## THE EXERCISE
Copy out every one of the lines below word for word, leaving out the pictures.

## DATASET RECORDS
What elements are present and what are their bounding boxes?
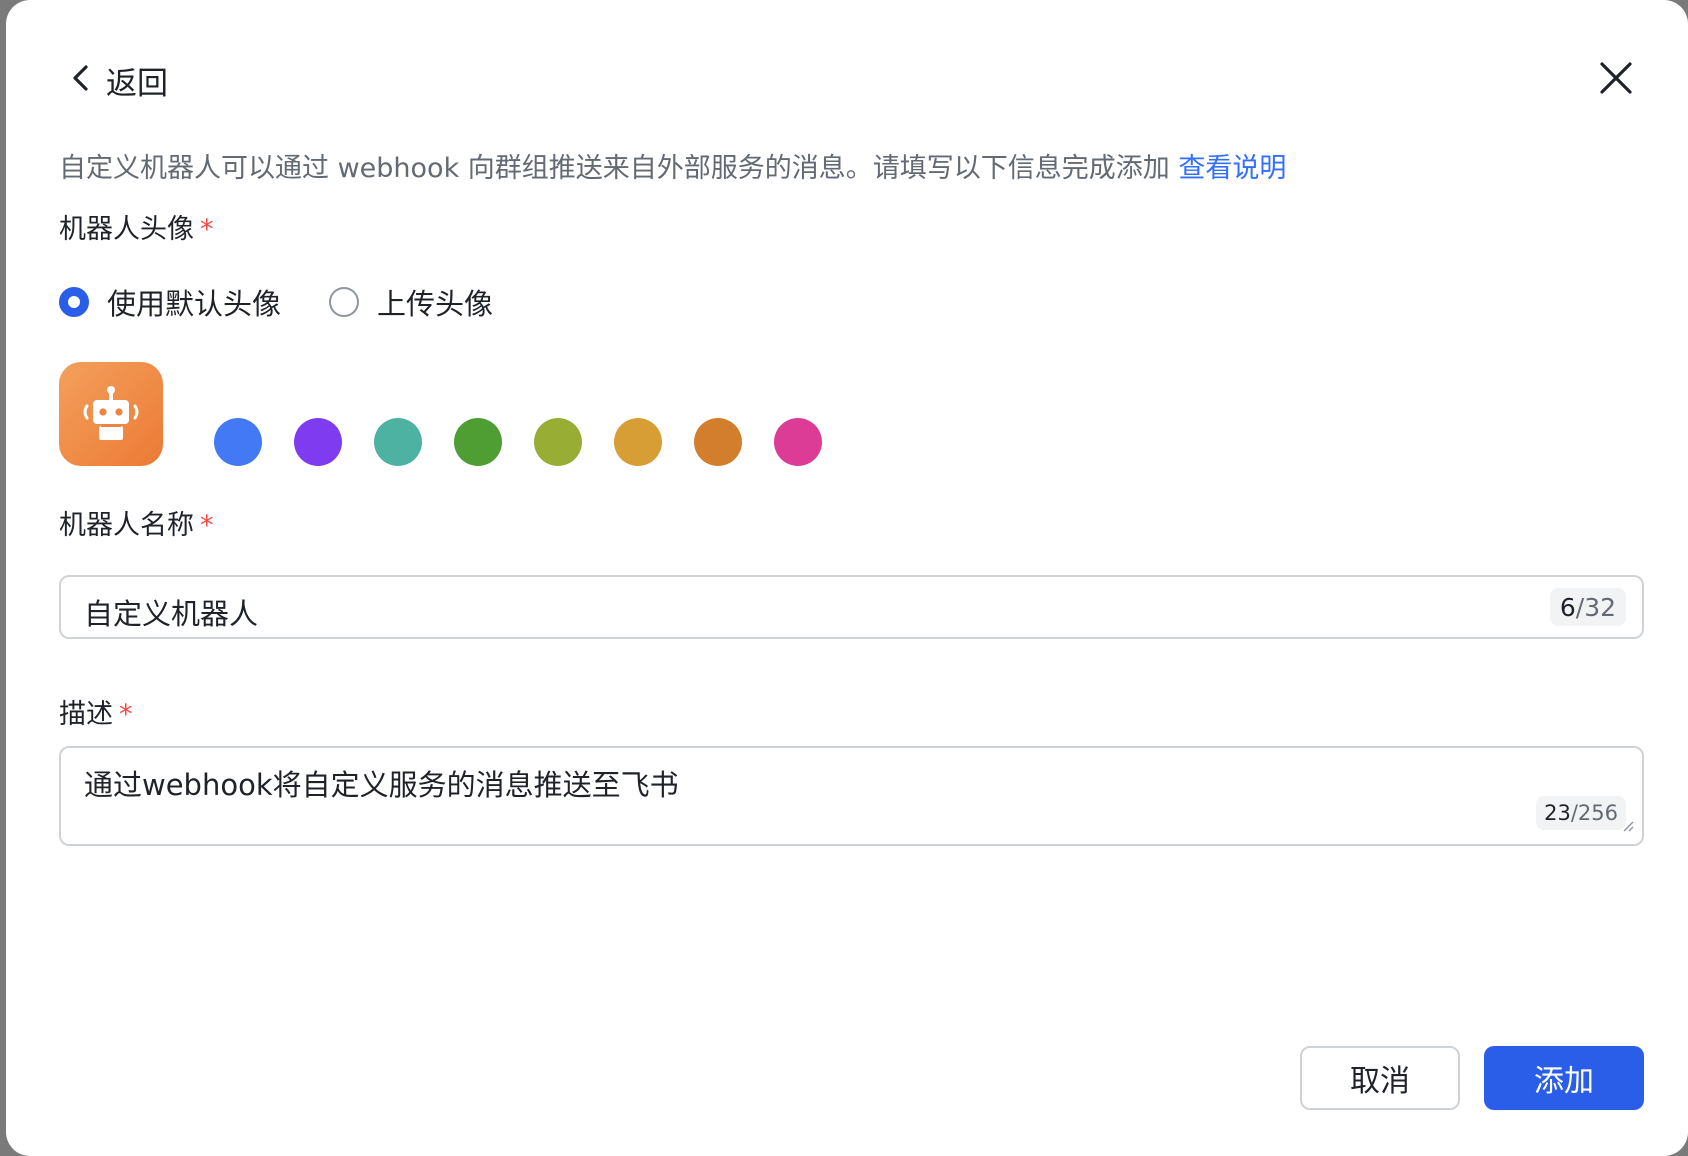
radio-default-avatar-label: 使用默认头像 — [107, 287, 282, 321]
bot-name-value[interactable]: 自定义机器人 — [84, 591, 258, 633]
radio-upload-avatar-label: 上传头像 — [377, 287, 494, 321]
view-docs-link[interactable]: 查看说明 — [1178, 153, 1286, 184]
name-label: 机器人名称 * — [59, 503, 214, 542]
description-label: 描述 * — [59, 692, 133, 731]
intro-description: 自定义机器人可以通过 webhook 向群组推送来自外部服务的消息。请填写以下信… — [59, 153, 1170, 184]
back-label: 返回 — [106, 65, 168, 102]
required-mark: * — [200, 214, 214, 245]
back-button[interactable]: 返回 — [70, 58, 168, 102]
add-bot-dialog: 返回 自定义机器人可以通过 webhook 向群组推送来自外部服务的消息。请填写… — [6, 0, 1688, 1156]
bot-avatar-preview — [59, 362, 163, 466]
name-count-max: /32 — [1575, 592, 1616, 622]
avatar-label-text: 机器人头像 — [59, 214, 194, 245]
chevron-left-icon — [70, 63, 92, 97]
description-value[interactable]: 通过webhook将自定义服务的消息推送至飞书 — [84, 762, 679, 804]
description-count-max: /256 — [1570, 801, 1618, 825]
name-count-current: 6 — [1559, 592, 1576, 622]
avatar-label: 机器人头像 * — [59, 207, 214, 246]
color-swatch-gold[interactable] — [614, 418, 662, 466]
radio-upload-avatar[interactable]: 上传头像 — [329, 281, 493, 323]
required-mark: * — [119, 699, 133, 730]
name-label-text: 机器人名称 — [59, 510, 194, 541]
color-swatch-purple[interactable] — [294, 418, 342, 466]
robot-icon — [83, 386, 139, 440]
intro-text: 自定义机器人可以通过 webhook 向群组推送来自外部服务的消息。请填写以下信… — [59, 146, 1286, 185]
bot-name-input[interactable]: 自定义机器人 6/32 — [59, 575, 1644, 639]
close-icon[interactable] — [1596, 58, 1636, 98]
avatar-radio-group: 使用默认头像 上传头像 — [59, 282, 541, 322]
avatar-color-swatches — [214, 418, 822, 466]
name-char-counter: 6/32 — [1549, 588, 1626, 626]
description-char-counter: 23/256 — [1536, 796, 1626, 830]
add-button[interactable]: 添加 — [1484, 1046, 1644, 1110]
description-label-text: 描述 — [59, 699, 113, 730]
color-swatch-olive[interactable] — [534, 418, 582, 466]
color-swatch-blue[interactable] — [214, 418, 262, 466]
color-swatch-pink[interactable] — [774, 418, 822, 466]
color-swatch-orange[interactable] — [694, 418, 742, 466]
resize-handle-icon[interactable] — [1620, 817, 1634, 836]
cancel-button[interactable]: 取消 — [1300, 1046, 1460, 1110]
radio-default-avatar[interactable]: 使用默认头像 — [59, 281, 281, 323]
radio-unchecked-icon[interactable] — [329, 287, 360, 317]
radio-checked-icon[interactable] — [59, 287, 89, 317]
required-mark: * — [200, 510, 214, 541]
description-count-current: 23 — [1544, 801, 1571, 825]
description-textarea[interactable]: 通过webhook将自定义服务的消息推送至飞书 23/256 — [59, 746, 1644, 846]
color-swatch-teal[interactable] — [374, 418, 422, 466]
color-swatch-green[interactable] — [454, 418, 502, 466]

## FULL ANSWER
What elements are present and what are their bounding boxes?
radio-default-avatar-label: 使用默认头像 — [107, 287, 282, 321]
bot-name-value[interactable]: 自定义机器人 — [84, 591, 258, 633]
radio-upload-avatar-label: 上传头像 — [377, 287, 494, 321]
view-docs-link[interactable]: 查看说明 — [1178, 153, 1286, 184]
name-label: 机器人名称 * — [59, 503, 214, 542]
description-label: 描述 * — [59, 692, 133, 731]
intro-description: 自定义机器人可以通过 webhook 向群组推送来自外部服务的消息。请填写以下信… — [59, 153, 1170, 184]
back-label: 返回 — [106, 65, 168, 102]
required-mark: * — [200, 214, 214, 245]
back-button[interactable]: 返回 — [70, 58, 168, 102]
add-bot-dialog: 返回 自定义机器人可以通过 webhook 向群组推送来自外部服务的消息。请填写… — [6, 0, 1688, 1156]
bot-avatar-preview — [59, 362, 163, 466]
name-count-max: /32 — [1575, 592, 1616, 622]
avatar-label-text: 机器人头像 — [59, 214, 194, 245]
chevron-left-icon — [70, 63, 92, 97]
description-value[interactable]: 通过webhook将自定义服务的消息推送至飞书 — [84, 762, 679, 804]
description-count-max: /256 — [1570, 801, 1618, 825]
name-count-current: 6 — [1559, 592, 1576, 622]
avatar-label: 机器人头像 * — [59, 207, 214, 246]
color-swatch-gold[interactable] — [614, 418, 662, 466]
radio-upload-avatar[interactable]: 上传头像 — [329, 281, 493, 323]
required-mark: * — [119, 699, 133, 730]
name-label-text: 机器人名称 — [59, 510, 194, 541]
color-swatch-purple[interactable] — [294, 418, 342, 466]
robot-icon — [83, 386, 139, 440]
intro-text: 自定义机器人可以通过 webhook 向群组推送来自外部服务的消息。请填写以下信… — [59, 146, 1286, 185]
bot-name-input[interactable]: 自定义机器人 6/32 — [59, 575, 1644, 639]
close-icon[interactable] — [1596, 58, 1636, 98]
avatar-radio-group: 使用默认头像 上传头像 — [59, 282, 541, 322]
avatar-color-swatches — [214, 418, 822, 466]
name-char-counter: 6/32 — [1549, 588, 1626, 626]
description-char-counter: 23/256 — [1536, 796, 1626, 830]
add-button[interactable]: 添加 — [1484, 1046, 1644, 1110]
description-label-text: 描述 — [59, 699, 113, 730]
color-swatch-olive[interactable] — [534, 418, 582, 466]
color-swatch-blue[interactable] — [214, 418, 262, 466]
color-swatch-pink[interactable] — [774, 418, 822, 466]
color-swatch-orange[interactable] — [694, 418, 742, 466]
resize-handle-icon[interactable] — [1620, 817, 1634, 836]
cancel-button[interactable]: 取消 — [1300, 1046, 1460, 1110]
radio-default-avatar[interactable]: 使用默认头像 — [59, 281, 281, 323]
radio-unchecked-icon[interactable] — [329, 287, 360, 317]
radio-checked-icon[interactable] — [59, 287, 89, 317]
required-mark: * — [200, 510, 214, 541]
description-count-current: 23 — [1544, 801, 1571, 825]
description-textarea[interactable]: 通过webhook将自定义服务的消息推送至飞书 23/256 — [59, 746, 1644, 846]
color-swatch-teal[interactable] — [374, 418, 422, 466]
color-swatch-green[interactable] — [454, 418, 502, 466]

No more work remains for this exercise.